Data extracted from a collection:
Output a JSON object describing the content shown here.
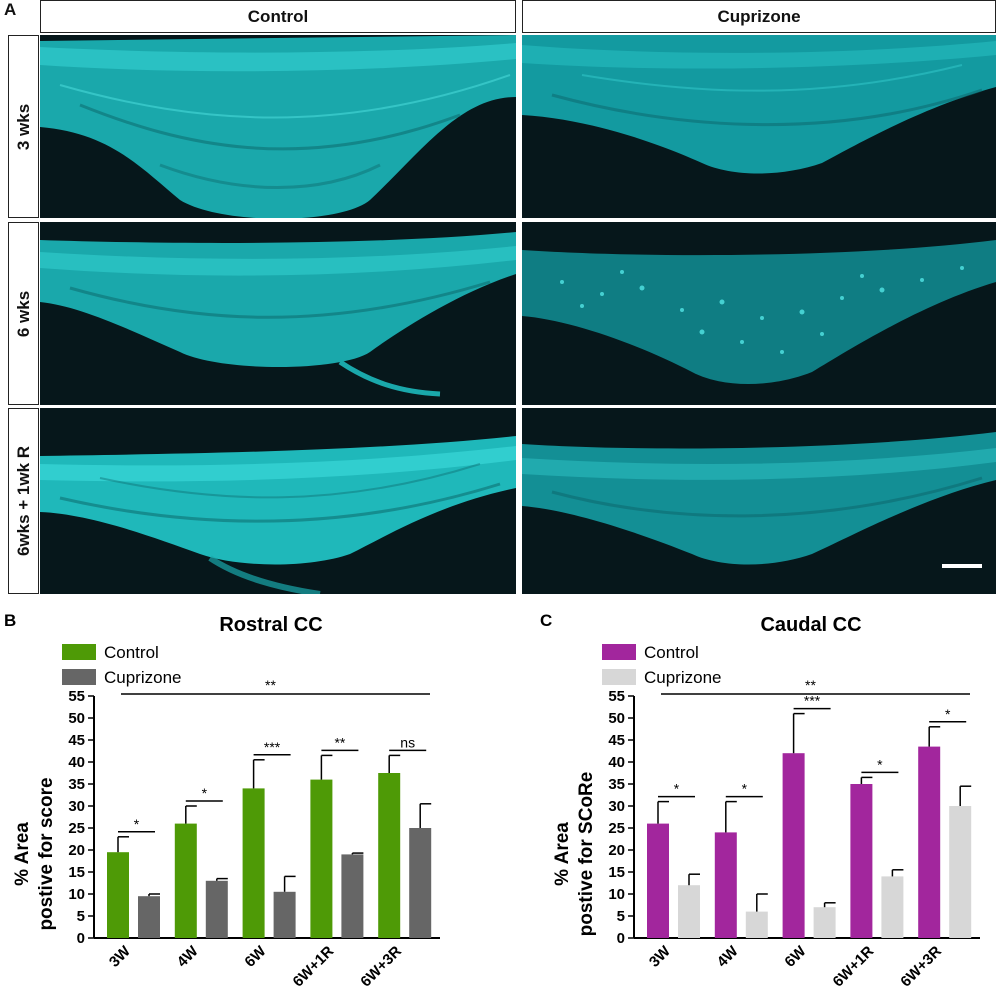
{
  "panel_a": {
    "letter": "A",
    "columns": [
      "Control",
      "Cuprizone"
    ],
    "rows": [
      "3 wks",
      "6 wks",
      "6wks + 1wk R"
    ],
    "stain_color": "#2fd0d0",
    "background_color": "#06171b"
  },
  "colors": {
    "control_green": "#4e9a06",
    "cuprizone_dark": "#666666",
    "control_magenta": "#a2269d",
    "cuprizone_light": "#d7d7d7"
  },
  "chart_data": [
    {
      "panel": "B",
      "type": "bar",
      "title": "Rostral CC",
      "ylabel": "% Area\npostive for score",
      "xlabel": "",
      "categories": [
        "3W",
        "4W",
        "6W",
        "6W+1R",
        "6W+3R"
      ],
      "series": [
        {
          "name": "Control",
          "color": "#4e9a06",
          "values": [
            19.5,
            26,
            34,
            36,
            37.5
          ],
          "errors": [
            3.5,
            4,
            6.5,
            5.5,
            4
          ]
        },
        {
          "name": "Cuprizone",
          "color": "#666666",
          "values": [
            9.5,
            13,
            10.5,
            19,
            25
          ],
          "errors": [
            0.5,
            0.5,
            3.5,
            0.3,
            5.5
          ]
        }
      ],
      "ylim": [
        0,
        55
      ],
      "yticks": [
        0,
        5,
        10,
        15,
        20,
        25,
        30,
        35,
        40,
        45,
        50,
        55
      ],
      "pair_significance": [
        "*",
        "*",
        "***",
        "**",
        "ns"
      ],
      "overall_significance": "**",
      "legend_position": "top-left"
    },
    {
      "panel": "C",
      "type": "bar",
      "title": "Caudal CC",
      "ylabel": "% Area\npostive for SCoRe",
      "xlabel": "",
      "categories": [
        "3W",
        "4W",
        "6W",
        "6W+1R",
        "6W+3R"
      ],
      "series": [
        {
          "name": "Control",
          "color": "#a2269d",
          "values": [
            26,
            24,
            42,
            35,
            43.5
          ],
          "errors": [
            5,
            7,
            9,
            1.5,
            4.5
          ]
        },
        {
          "name": "Cuprizone",
          "color": "#d7d7d7",
          "values": [
            12,
            6,
            7,
            14,
            30
          ],
          "errors": [
            2.5,
            4,
            1,
            1.5,
            4.5
          ]
        }
      ],
      "ylim": [
        0,
        55
      ],
      "yticks": [
        0,
        5,
        10,
        15,
        20,
        25,
        30,
        35,
        40,
        45,
        50,
        55
      ],
      "pair_significance": [
        "*",
        "*",
        "***",
        "*",
        "*"
      ],
      "overall_significance": "**",
      "legend_position": "top-left"
    }
  ]
}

● **WHAT YOU ARE ASKED TO DO**: Leaving aside the images, write out the entries above word for word.

● **SOLUTION TO THE EXERCISE**:
Output a JSON object describing the content shown here.
{
  "panel_a": {
    "letter": "A",
    "columns": [
      "Control",
      "Cuprizone"
    ],
    "rows": [
      "3 wks",
      "6 wks",
      "6wks + 1wk R"
    ],
    "stain_color": "#2fd0d0",
    "background_color": "#06171b"
  },
  "colors": {
    "control_green": "#4e9a06",
    "cuprizone_dark": "#666666",
    "control_magenta": "#a2269d",
    "cuprizone_light": "#d7d7d7"
  },
  "chart_data": [
    {
      "panel": "B",
      "type": "bar",
      "title": "Rostral CC",
      "ylabel": "% Area\npostive for score",
      "xlabel": "",
      "categories": [
        "3W",
        "4W",
        "6W",
        "6W+1R",
        "6W+3R"
      ],
      "series": [
        {
          "name": "Control",
          "color": "#4e9a06",
          "values": [
            19.5,
            26,
            34,
            36,
            37.5
          ],
          "errors": [
            3.5,
            4,
            6.5,
            5.5,
            4
          ]
        },
        {
          "name": "Cuprizone",
          "color": "#666666",
          "values": [
            9.5,
            13,
            10.5,
            19,
            25
          ],
          "errors": [
            0.5,
            0.5,
            3.5,
            0.3,
            5.5
          ]
        }
      ],
      "ylim": [
        0,
        55
      ],
      "yticks": [
        0,
        5,
        10,
        15,
        20,
        25,
        30,
        35,
        40,
        45,
        50,
        55
      ],
      "pair_significance": [
        "*",
        "*",
        "***",
        "**",
        "ns"
      ],
      "overall_significance": "**",
      "legend_position": "top-left"
    },
    {
      "panel": "C",
      "type": "bar",
      "title": "Caudal CC",
      "ylabel": "% Area\npostive for SCoRe",
      "xlabel": "",
      "categories": [
        "3W",
        "4W",
        "6W",
        "6W+1R",
        "6W+3R"
      ],
      "series": [
        {
          "name": "Control",
          "color": "#a2269d",
          "values": [
            26,
            24,
            42,
            35,
            43.5
          ],
          "errors": [
            5,
            7,
            9,
            1.5,
            4.5
          ]
        },
        {
          "name": "Cuprizone",
          "color": "#d7d7d7",
          "values": [
            12,
            6,
            7,
            14,
            30
          ],
          "errors": [
            2.5,
            4,
            1,
            1.5,
            4.5
          ]
        }
      ],
      "ylim": [
        0,
        55
      ],
      "yticks": [
        0,
        5,
        10,
        15,
        20,
        25,
        30,
        35,
        40,
        45,
        50,
        55
      ],
      "pair_significance": [
        "*",
        "*",
        "***",
        "*",
        "*"
      ],
      "overall_significance": "**",
      "legend_position": "top-left"
    }
  ]
}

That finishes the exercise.